What you should do
State the number of lines below in which the word "Evans" appears. Nothing else belongs in the answer.

Stored data:

• • •

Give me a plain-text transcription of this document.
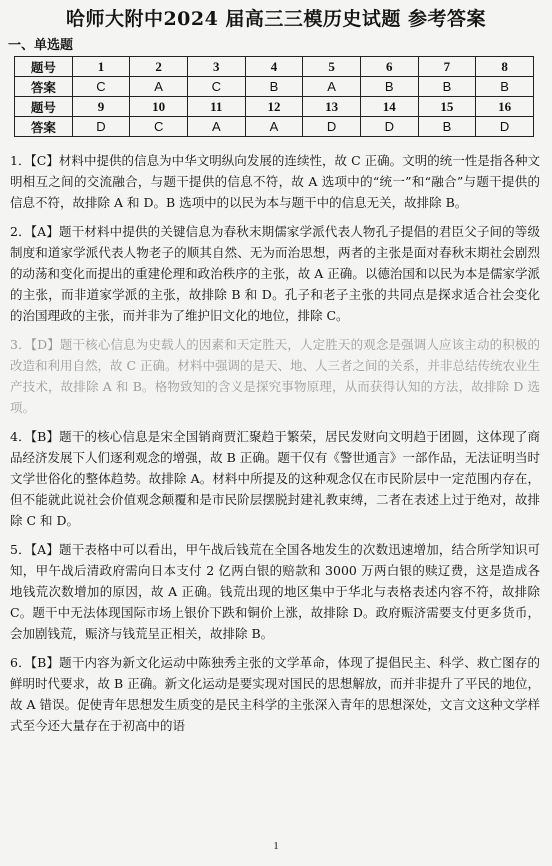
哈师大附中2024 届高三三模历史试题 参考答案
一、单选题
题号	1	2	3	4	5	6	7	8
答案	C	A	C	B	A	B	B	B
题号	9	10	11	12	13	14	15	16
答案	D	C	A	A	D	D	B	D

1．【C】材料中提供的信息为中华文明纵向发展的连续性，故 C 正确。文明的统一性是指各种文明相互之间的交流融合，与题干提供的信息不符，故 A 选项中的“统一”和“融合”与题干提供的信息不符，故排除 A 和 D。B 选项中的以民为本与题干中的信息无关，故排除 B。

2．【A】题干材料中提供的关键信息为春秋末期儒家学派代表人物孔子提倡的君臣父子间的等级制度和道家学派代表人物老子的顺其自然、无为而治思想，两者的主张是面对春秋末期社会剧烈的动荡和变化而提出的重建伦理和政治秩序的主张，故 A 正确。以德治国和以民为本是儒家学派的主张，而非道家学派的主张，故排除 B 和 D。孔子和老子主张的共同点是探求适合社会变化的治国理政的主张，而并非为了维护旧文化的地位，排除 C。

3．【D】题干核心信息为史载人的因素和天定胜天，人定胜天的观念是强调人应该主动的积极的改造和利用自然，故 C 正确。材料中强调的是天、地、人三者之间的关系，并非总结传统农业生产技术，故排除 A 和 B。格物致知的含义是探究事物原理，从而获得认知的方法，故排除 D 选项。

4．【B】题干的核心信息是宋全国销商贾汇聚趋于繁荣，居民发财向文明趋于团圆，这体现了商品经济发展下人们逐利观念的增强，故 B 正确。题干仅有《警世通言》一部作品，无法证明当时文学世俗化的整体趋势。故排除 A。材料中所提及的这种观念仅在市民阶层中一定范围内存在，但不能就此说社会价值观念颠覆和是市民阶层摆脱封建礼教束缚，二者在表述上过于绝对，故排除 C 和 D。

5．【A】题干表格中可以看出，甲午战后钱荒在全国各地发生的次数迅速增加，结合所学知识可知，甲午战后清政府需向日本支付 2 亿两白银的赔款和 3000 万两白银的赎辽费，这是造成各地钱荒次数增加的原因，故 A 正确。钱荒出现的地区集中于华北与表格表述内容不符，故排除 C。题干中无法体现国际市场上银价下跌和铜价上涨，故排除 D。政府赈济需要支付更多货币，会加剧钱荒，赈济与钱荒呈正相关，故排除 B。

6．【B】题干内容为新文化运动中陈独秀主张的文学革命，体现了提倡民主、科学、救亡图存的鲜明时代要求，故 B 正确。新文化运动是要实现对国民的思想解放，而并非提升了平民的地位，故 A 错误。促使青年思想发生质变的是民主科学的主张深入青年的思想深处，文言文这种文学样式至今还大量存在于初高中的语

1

• • •

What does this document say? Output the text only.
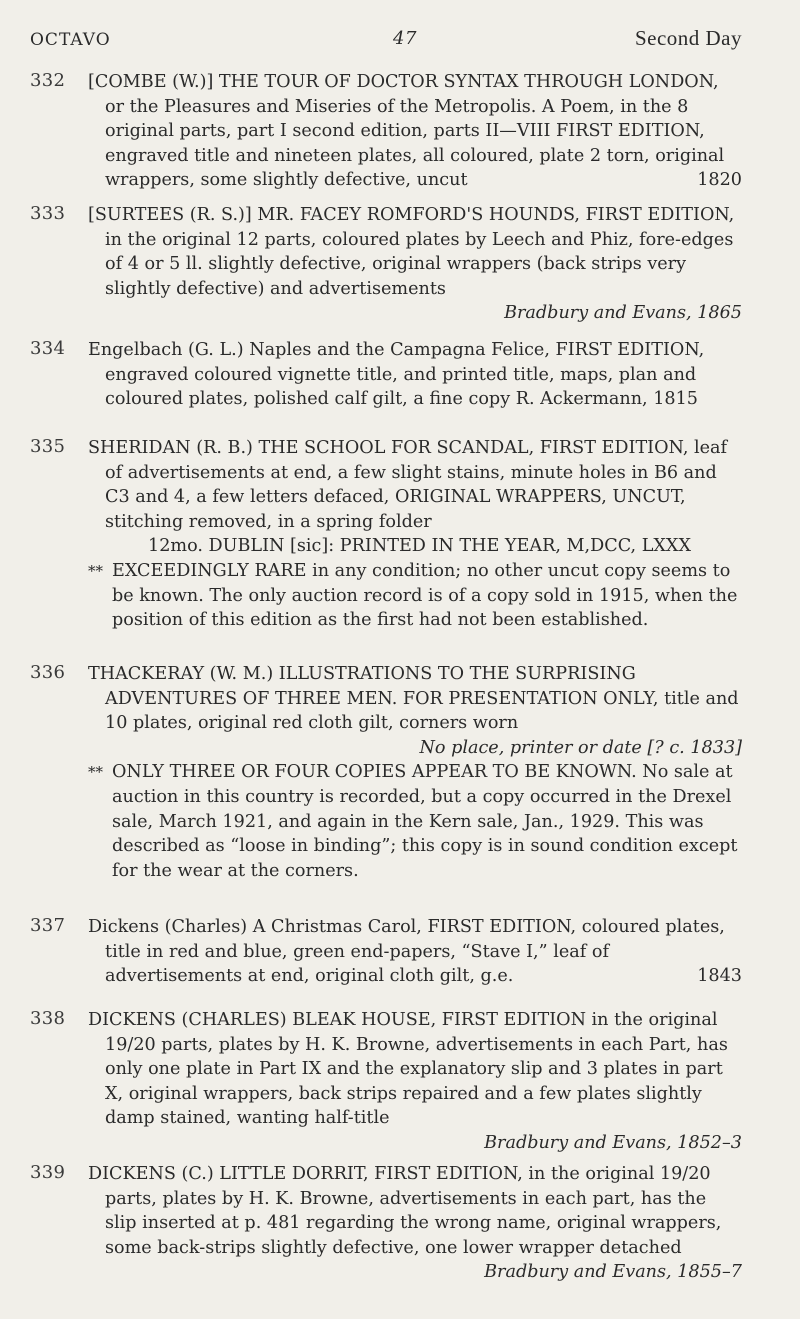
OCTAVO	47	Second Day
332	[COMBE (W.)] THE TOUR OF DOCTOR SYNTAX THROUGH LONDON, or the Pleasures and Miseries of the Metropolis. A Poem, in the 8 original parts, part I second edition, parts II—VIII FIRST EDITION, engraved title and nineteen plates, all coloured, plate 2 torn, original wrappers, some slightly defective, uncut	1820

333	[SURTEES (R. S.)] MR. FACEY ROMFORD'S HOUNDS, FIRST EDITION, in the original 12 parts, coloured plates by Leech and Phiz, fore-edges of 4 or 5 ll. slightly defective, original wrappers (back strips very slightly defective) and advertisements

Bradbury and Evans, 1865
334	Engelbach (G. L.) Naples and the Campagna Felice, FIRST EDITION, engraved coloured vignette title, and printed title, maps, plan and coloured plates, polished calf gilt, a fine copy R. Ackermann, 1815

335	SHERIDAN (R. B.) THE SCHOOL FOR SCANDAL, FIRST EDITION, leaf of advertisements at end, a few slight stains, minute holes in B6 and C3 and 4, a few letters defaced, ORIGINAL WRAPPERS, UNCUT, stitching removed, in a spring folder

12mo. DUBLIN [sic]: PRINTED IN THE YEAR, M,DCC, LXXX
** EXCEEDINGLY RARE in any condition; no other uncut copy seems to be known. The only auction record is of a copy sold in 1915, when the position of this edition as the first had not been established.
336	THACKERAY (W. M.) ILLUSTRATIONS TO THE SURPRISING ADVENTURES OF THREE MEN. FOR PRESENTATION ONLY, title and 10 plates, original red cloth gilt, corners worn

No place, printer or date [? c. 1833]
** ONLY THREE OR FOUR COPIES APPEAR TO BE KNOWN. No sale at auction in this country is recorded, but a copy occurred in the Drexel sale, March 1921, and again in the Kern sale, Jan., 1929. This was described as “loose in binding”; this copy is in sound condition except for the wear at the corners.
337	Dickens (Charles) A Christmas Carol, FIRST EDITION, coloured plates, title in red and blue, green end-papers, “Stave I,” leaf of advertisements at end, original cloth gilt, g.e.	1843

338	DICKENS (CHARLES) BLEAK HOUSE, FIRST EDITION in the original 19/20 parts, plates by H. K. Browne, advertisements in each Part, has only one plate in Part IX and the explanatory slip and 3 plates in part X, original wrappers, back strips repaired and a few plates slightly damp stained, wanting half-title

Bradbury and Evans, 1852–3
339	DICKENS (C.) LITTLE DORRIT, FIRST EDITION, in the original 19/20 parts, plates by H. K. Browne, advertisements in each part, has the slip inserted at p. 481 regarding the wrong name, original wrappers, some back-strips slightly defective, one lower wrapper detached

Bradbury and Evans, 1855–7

• • •

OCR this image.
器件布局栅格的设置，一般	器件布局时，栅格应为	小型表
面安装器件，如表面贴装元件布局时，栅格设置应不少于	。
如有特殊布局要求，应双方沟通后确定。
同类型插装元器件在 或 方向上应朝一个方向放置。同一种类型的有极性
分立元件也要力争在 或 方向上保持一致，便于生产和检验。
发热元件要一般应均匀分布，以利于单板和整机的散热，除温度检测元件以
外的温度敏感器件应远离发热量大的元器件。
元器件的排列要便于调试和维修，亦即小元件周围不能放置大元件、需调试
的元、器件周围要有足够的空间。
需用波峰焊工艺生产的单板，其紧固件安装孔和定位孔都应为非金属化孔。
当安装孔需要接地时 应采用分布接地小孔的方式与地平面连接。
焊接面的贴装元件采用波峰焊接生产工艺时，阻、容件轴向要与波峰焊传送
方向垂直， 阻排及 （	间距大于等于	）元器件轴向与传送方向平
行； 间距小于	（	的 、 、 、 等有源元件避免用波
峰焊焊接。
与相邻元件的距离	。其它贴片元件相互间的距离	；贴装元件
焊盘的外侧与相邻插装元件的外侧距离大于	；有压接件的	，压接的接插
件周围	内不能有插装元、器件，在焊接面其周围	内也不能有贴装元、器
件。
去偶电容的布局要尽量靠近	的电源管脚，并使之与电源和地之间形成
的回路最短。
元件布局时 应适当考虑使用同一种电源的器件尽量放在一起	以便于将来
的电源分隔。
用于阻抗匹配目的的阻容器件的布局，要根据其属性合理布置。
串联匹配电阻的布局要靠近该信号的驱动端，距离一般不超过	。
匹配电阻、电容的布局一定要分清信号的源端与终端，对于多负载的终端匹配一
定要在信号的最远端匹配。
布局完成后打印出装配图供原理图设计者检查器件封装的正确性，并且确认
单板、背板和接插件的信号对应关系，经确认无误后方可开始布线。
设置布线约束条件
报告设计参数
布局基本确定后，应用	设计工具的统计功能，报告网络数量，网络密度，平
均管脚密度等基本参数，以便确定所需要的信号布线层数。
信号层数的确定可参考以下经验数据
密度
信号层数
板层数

• • •

Answer to the exercise
3